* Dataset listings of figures
###
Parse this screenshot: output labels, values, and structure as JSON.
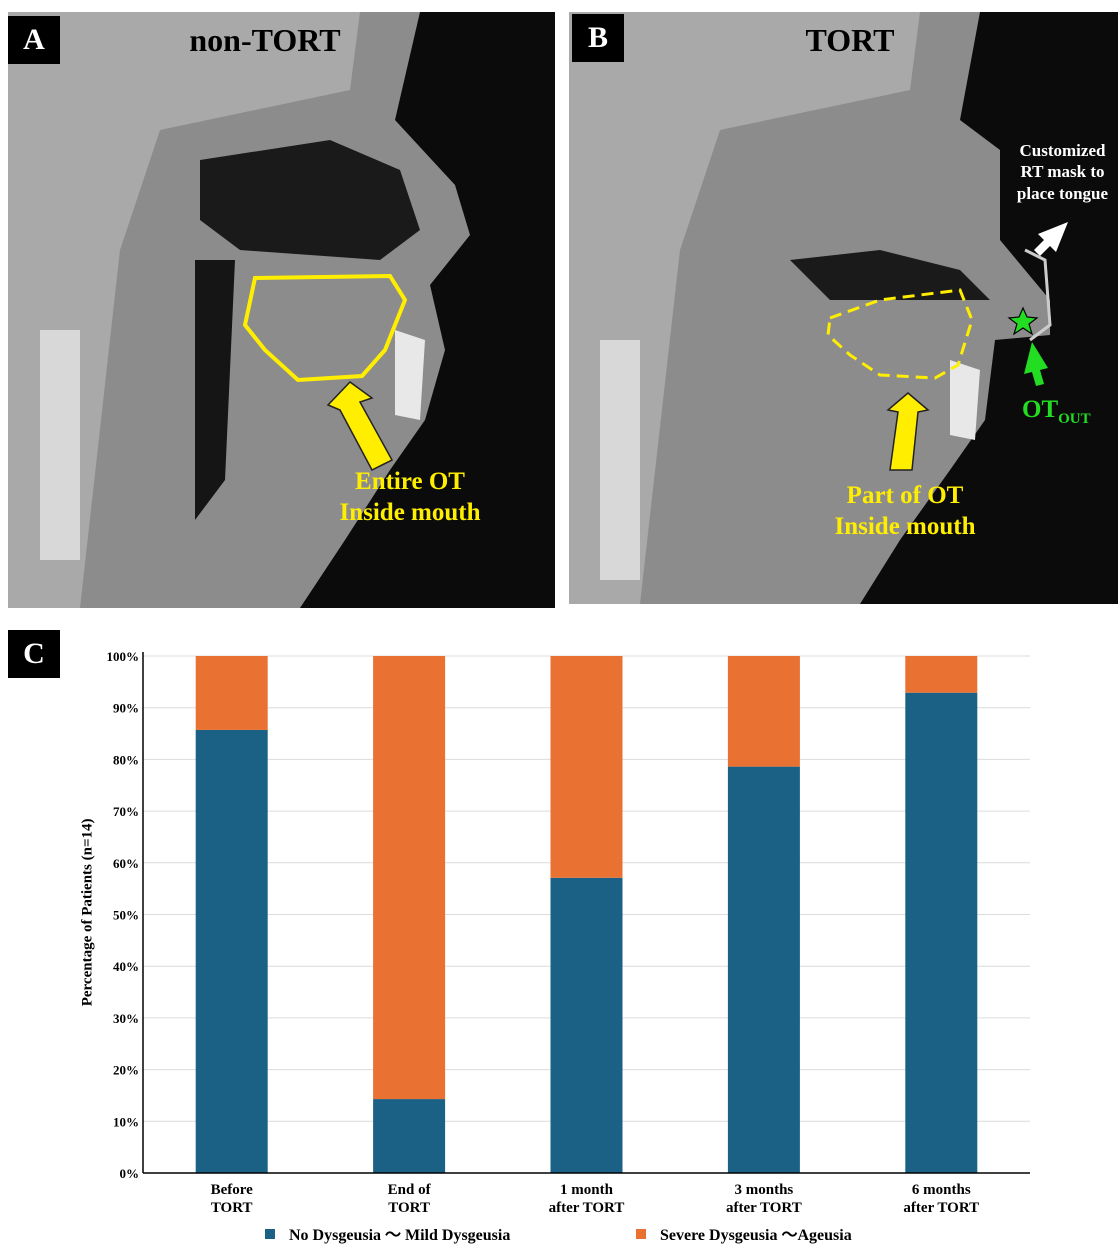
{
  "panels": {
    "a": {
      "letter": "A",
      "title": "non-TORT",
      "annotation": "Entire OT\nInside mouth"
    },
    "b": {
      "letter": "B",
      "title": "TORT",
      "mask_note": "Customized\nRT mask to\nplace tongue",
      "annotation": "Part of OT\nInside mouth",
      "ot_label": "OT",
      "ot_sub": "OUT"
    },
    "c": {
      "letter": "C"
    }
  },
  "chart_data": {
    "type": "stacked_bar",
    "y_label": "Percentage of Patients (n=14)",
    "categories": [
      "Before\nTORT",
      "End of\nTORT",
      "1 month\nafter TORT",
      "3 months\nafter TORT",
      "6 months\nafter TORT"
    ],
    "series": [
      {
        "name": "No Dysgeusia 〜 Mild Dysgeusia",
        "color": "#1a6185",
        "values": [
          85.7,
          14.3,
          57.1,
          78.6,
          92.9
        ]
      },
      {
        "name": "Severe Dysgeusia 〜Ageusia",
        "color": "#e97132",
        "values": [
          14.3,
          85.7,
          42.9,
          21.4,
          7.1
        ]
      }
    ],
    "ylim": [
      0,
      100
    ],
    "yticks": [
      {
        "value": 0,
        "label": "0%"
      },
      {
        "value": 10,
        "label": "10%"
      },
      {
        "value": 20,
        "label": "20%"
      },
      {
        "value": 30,
        "label": "30%"
      },
      {
        "value": 40,
        "label": "40%"
      },
      {
        "value": 50,
        "label": "50%"
      },
      {
        "value": 60,
        "label": "60%"
      },
      {
        "value": 70,
        "label": "70%"
      },
      {
        "value": 80,
        "label": "80%"
      },
      {
        "value": 90,
        "label": "90%"
      },
      {
        "value": 100,
        "label": "100%"
      }
    ],
    "grid": true,
    "legend": "bottom"
  }
}
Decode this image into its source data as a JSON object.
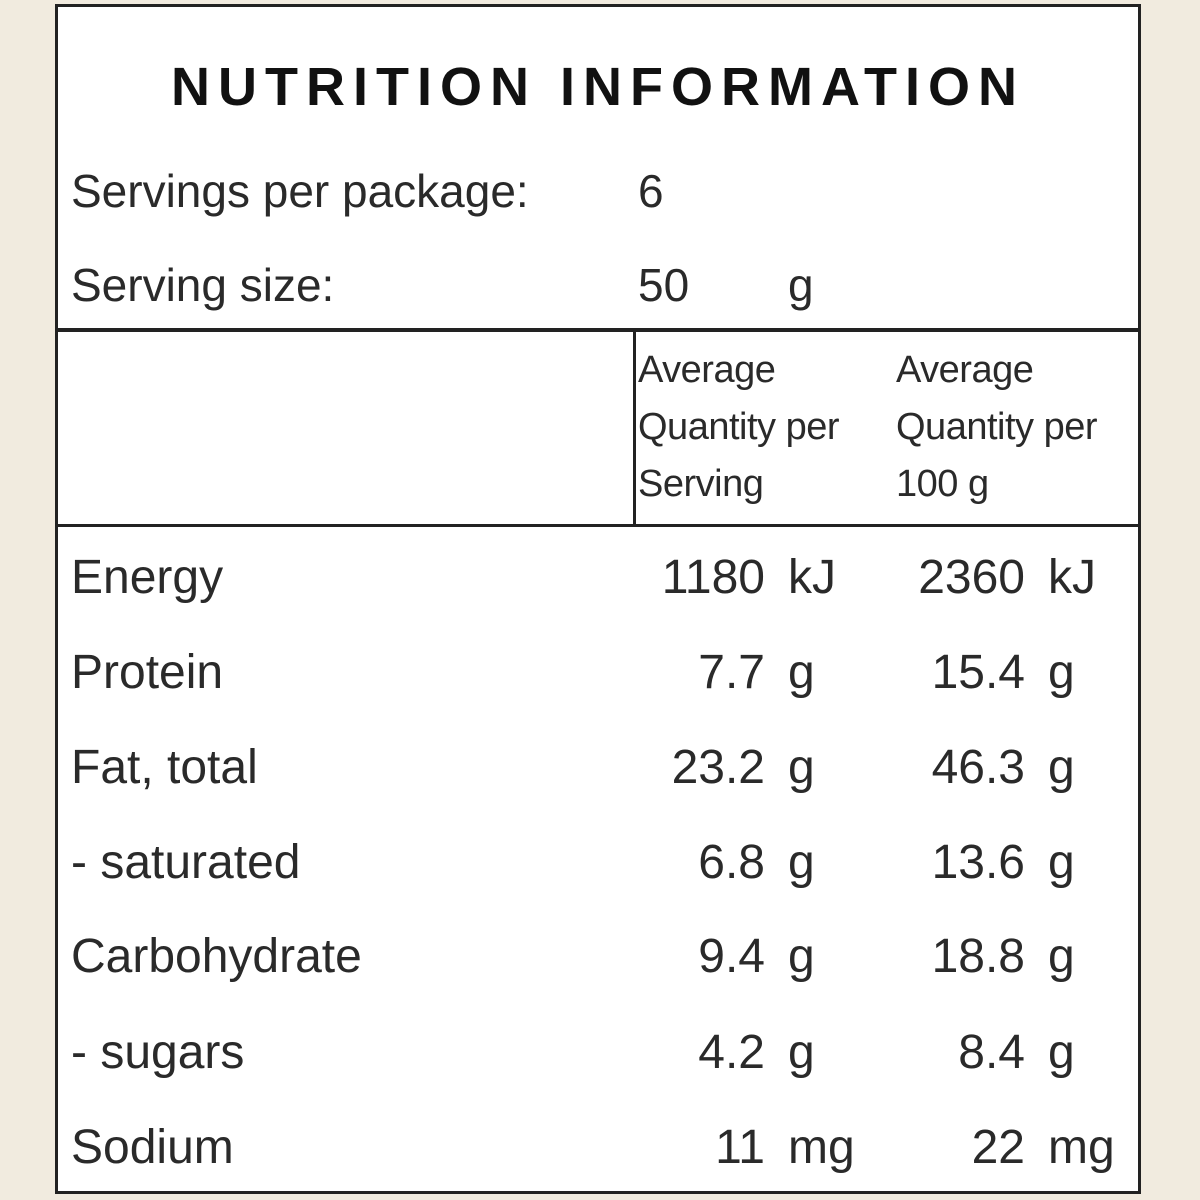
{
  "title": "NUTRITION INFORMATION",
  "servings": {
    "label": "Servings per package:",
    "value": "6"
  },
  "serving_size": {
    "label": "Serving size:",
    "value": "50",
    "unit": "g"
  },
  "columns": {
    "per_serving": [
      "Average",
      "Quantity per",
      "Serving"
    ],
    "per_100g": [
      "Average",
      "Quantity per",
      "100 g"
    ]
  },
  "rows": [
    {
      "label": "Energy",
      "serving": "1180",
      "serving_unit": "kJ",
      "per100": "2360",
      "per100_unit": "kJ"
    },
    {
      "label": "Protein",
      "serving": "7.7",
      "serving_unit": "g",
      "per100": "15.4",
      "per100_unit": "g"
    },
    {
      "label": "Fat, total",
      "serving": "23.2",
      "serving_unit": "g",
      "per100": "46.3",
      "per100_unit": "g"
    },
    {
      "label": "- saturated",
      "serving": "6.8",
      "serving_unit": "g",
      "per100": "13.6",
      "per100_unit": "g"
    },
    {
      "label": "Carbohydrate",
      "serving": "9.4",
      "serving_unit": "g",
      "per100": "18.8",
      "per100_unit": "g"
    },
    {
      "label": "- sugars",
      "serving": "4.2",
      "serving_unit": "g",
      "per100": "8.4",
      "per100_unit": "g"
    },
    {
      "label": "Sodium",
      "serving": "11",
      "serving_unit": "mg",
      "per100": "22",
      "per100_unit": "mg"
    }
  ]
}
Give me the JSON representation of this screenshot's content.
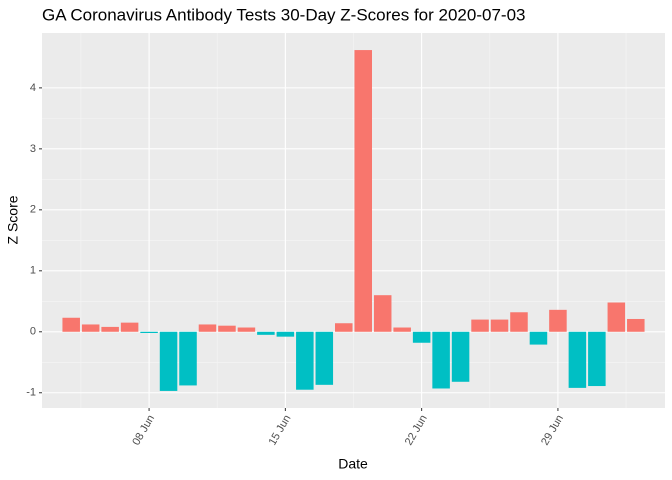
{
  "chart_data": {
    "type": "bar",
    "title": "GA Coronavirus Antibody Tests 30-Day Z-Scores for 2020-07-03",
    "x_label": "Date",
    "y_label": "Z Score",
    "categories": [
      null,
      null,
      null,
      null,
      "08 Jun",
      null,
      null,
      null,
      null,
      null,
      null,
      "15 Jun",
      null,
      null,
      null,
      null,
      null,
      null,
      "22 Jun",
      null,
      null,
      null,
      null,
      null,
      null,
      "29 Jun",
      null,
      null,
      null,
      null
    ],
    "values": [
      0.23,
      0.12,
      0.08,
      0.15,
      -0.02,
      -0.97,
      -0.88,
      0.12,
      0.1,
      0.07,
      -0.05,
      -0.08,
      -0.95,
      -0.87,
      0.14,
      4.62,
      0.6,
      0.07,
      -0.18,
      -0.93,
      -0.82,
      0.2,
      0.2,
      0.32,
      -0.21,
      0.36,
      -0.92,
      -0.89,
      0.48,
      0.21
    ],
    "positive_color": "#F8766D",
    "negative_color": "#00BFC4",
    "ylim": [
      -1.25,
      4.9
    ],
    "yticks": [
      -1,
      0,
      1,
      2,
      3,
      4
    ],
    "grid": true
  }
}
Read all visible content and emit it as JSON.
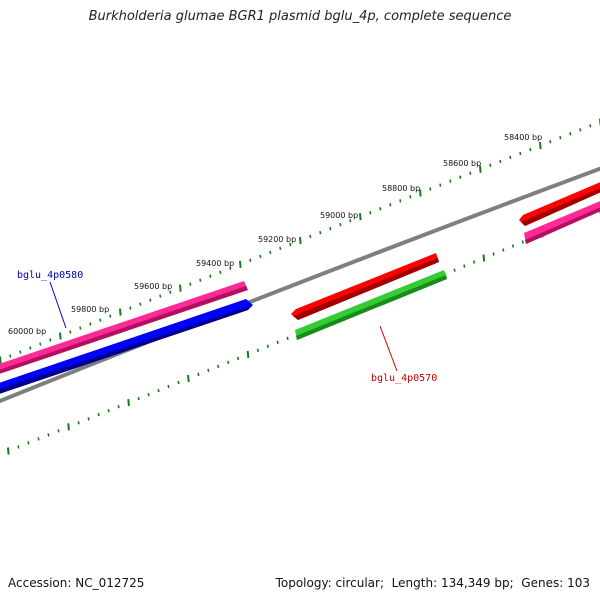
{
  "title": "Burkholderia glumae BGR1 plasmid bglu_4p, complete sequence",
  "footer": {
    "accession_label": "Accession:",
    "accession": "NC_012725",
    "topology_label": "Topology:",
    "topology": "circular",
    "length_label": "Length:",
    "length": "134,349 bp",
    "genes_label": "Genes:",
    "genes": "103"
  },
  "scale": {
    "unit": "bp",
    "labels": [
      "58400 bp",
      "58600 bp",
      "58800 bp",
      "59000 bp",
      "59200 bp",
      "59400 bp",
      "59600 bp",
      "59800 bp",
      "60000 bp"
    ]
  },
  "genes": [
    {
      "label": "bglu_4p0580",
      "color": "#0000aa"
    },
    {
      "label": "bglu_4p0570",
      "color": "#cc0000"
    }
  ],
  "colors": {
    "backbone": "#7f7f7f",
    "tick": "#1a7a1a",
    "forward_cds": "#ff0000",
    "forward_feature": "#ff2090",
    "reverse_cds": "#0000ff",
    "reverse_feature": "#22cc22"
  }
}
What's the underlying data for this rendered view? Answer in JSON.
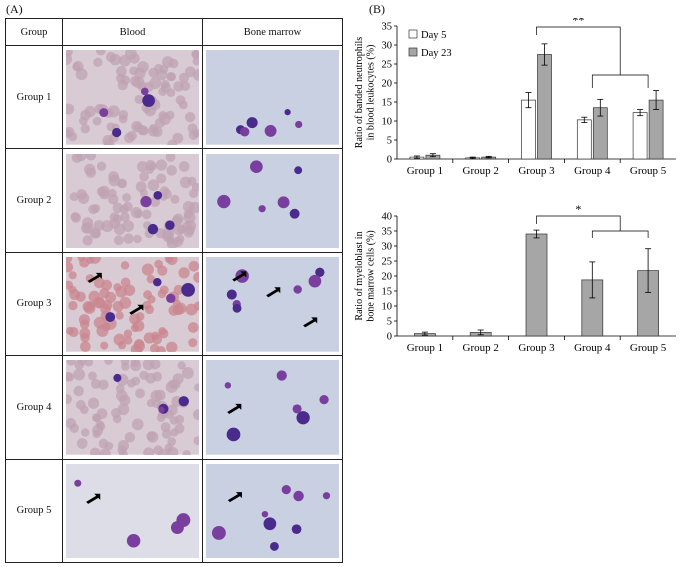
{
  "panel_a": {
    "label": "(A)",
    "headers": [
      "Group",
      "Blood",
      "Bone marrow"
    ],
    "rows": [
      {
        "group": "Group 1",
        "blood_arrows": 0,
        "marrow_arrows": 0
      },
      {
        "group": "Group 2",
        "blood_arrows": 0,
        "marrow_arrows": 0
      },
      {
        "group": "Group 3",
        "blood_arrows": 2,
        "marrow_arrows": 3
      },
      {
        "group": "Group 4",
        "blood_arrows": 0,
        "marrow_arrows": 1
      },
      {
        "group": "Group 5",
        "blood_arrows": 1,
        "marrow_arrows": 1
      }
    ]
  },
  "panel_b": {
    "label": "(B)"
  },
  "chart_data": [
    {
      "type": "bar",
      "ylabel": "Ratio of banded neutrophils in blood leukocytes (%)",
      "ylabel_lines": [
        "Ratio of banded neutrophils",
        "in blood leukocytes (%)"
      ],
      "categories": [
        "Group 1",
        "Group 2",
        "Group 3",
        "Group 4",
        "Group 5"
      ],
      "series": [
        {
          "name": "Day 5",
          "color": "#ffffff",
          "values": [
            0.5,
            0.3,
            15.5,
            10.3,
            12.2
          ],
          "errors": [
            0.3,
            0.2,
            2.0,
            0.7,
            0.8
          ]
        },
        {
          "name": "Day 23",
          "color": "#a6a6a6",
          "values": [
            1.0,
            0.5,
            27.5,
            13.5,
            15.5
          ],
          "errors": [
            0.4,
            0.2,
            2.8,
            2.2,
            2.5
          ]
        }
      ],
      "ylim": [
        0,
        35
      ],
      "yticks": [
        0,
        5,
        10,
        15,
        20,
        25,
        30,
        35
      ],
      "legend": "top-left",
      "annotation": "**"
    },
    {
      "type": "bar",
      "ylabel": "Ratio of myeloblast in bone marrow cells (%)",
      "ylabel_lines": [
        "Ratio of myeloblast in",
        "bone marrow cells (%)"
      ],
      "categories": [
        "Group 1",
        "Group 2",
        "Group 3",
        "Group 4",
        "Group 5"
      ],
      "series": [
        {
          "name": "",
          "color": "#a6a6a6",
          "values": [
            0.8,
            1.2,
            34.0,
            18.7,
            21.8
          ],
          "errors": [
            0.5,
            0.8,
            1.3,
            6.0,
            7.3
          ]
        }
      ],
      "ylim": [
        0,
        40
      ],
      "yticks": [
        0,
        5,
        10,
        15,
        20,
        25,
        30,
        35,
        40
      ],
      "legend": "none",
      "annotation": "*"
    }
  ]
}
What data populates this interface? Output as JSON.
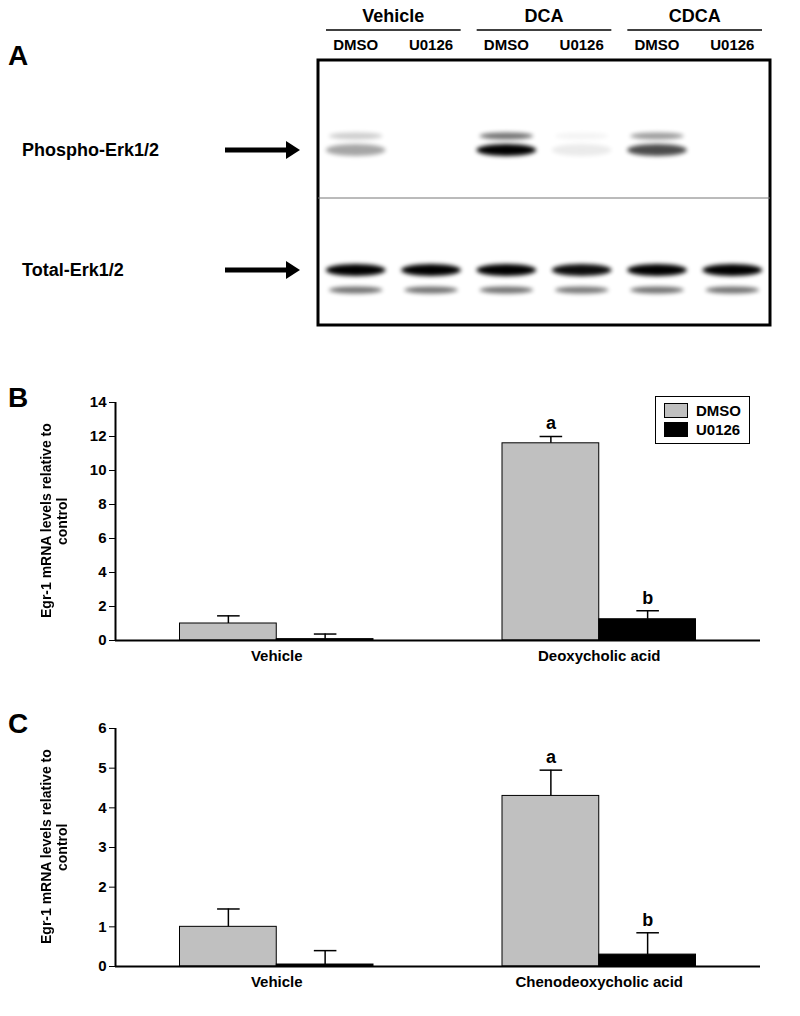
{
  "blot": {
    "panel": "A",
    "type": "western_blot",
    "lane_groups": [
      {
        "name": "Vehicle",
        "lanes": [
          "DMSO",
          "U0126"
        ]
      },
      {
        "name": "DCA",
        "lanes": [
          "DMSO",
          "U0126"
        ]
      },
      {
        "name": "CDCA",
        "lanes": [
          "DMSO",
          "U0126"
        ]
      }
    ],
    "rows": [
      {
        "label": "Phospho-Erk1/2",
        "intensity": [
          0.35,
          0,
          1,
          0.08,
          0.7,
          0
        ]
      },
      {
        "label": "Total-Erk1/2",
        "intensity": [
          1,
          1,
          1,
          0.95,
          1,
          1
        ]
      }
    ]
  },
  "chart_data": [
    {
      "panel": "B",
      "type": "bar",
      "ylabel": "Egr-1 mRNA levels relative to control",
      "categories": [
        "Vehicle",
        "Deoxycholic acid"
      ],
      "series": [
        {
          "name": "DMSO",
          "color": "#c0c0c0",
          "values": [
            1.0,
            11.6
          ],
          "errors": [
            0.45,
            0.4
          ],
          "annotations": [
            null,
            "a"
          ]
        },
        {
          "name": "U0126",
          "color": "#000000",
          "values": [
            0.08,
            1.25
          ],
          "errors": [
            0.3,
            0.5
          ],
          "annotations": [
            null,
            "b"
          ]
        }
      ],
      "ylim": [
        0,
        14
      ],
      "yticks": [
        0,
        2,
        4,
        6,
        8,
        10,
        12,
        14
      ],
      "legend": "top-right"
    },
    {
      "panel": "C",
      "type": "bar",
      "ylabel": "Egr-1 mRNA levels relative to control",
      "categories": [
        "Vehicle",
        "Chenodeoxycholic acid"
      ],
      "series": [
        {
          "name": "DMSO",
          "color": "#c0c0c0",
          "values": [
            1.0,
            4.3
          ],
          "errors": [
            0.45,
            0.65
          ],
          "annotations": [
            null,
            "a"
          ]
        },
        {
          "name": "U0126",
          "color": "#000000",
          "values": [
            0.05,
            0.3
          ],
          "errors": [
            0.35,
            0.55
          ],
          "annotations": [
            null,
            "b"
          ]
        }
      ],
      "ylim": [
        0,
        6
      ],
      "yticks": [
        0,
        1,
        2,
        3,
        4,
        5,
        6
      ]
    }
  ]
}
###
* Work required
Which lines in the records above contain the word "months"? Copy each one.

* Result of the task
      "3 months\nafter TORT",
      "6 months\nafter TORT"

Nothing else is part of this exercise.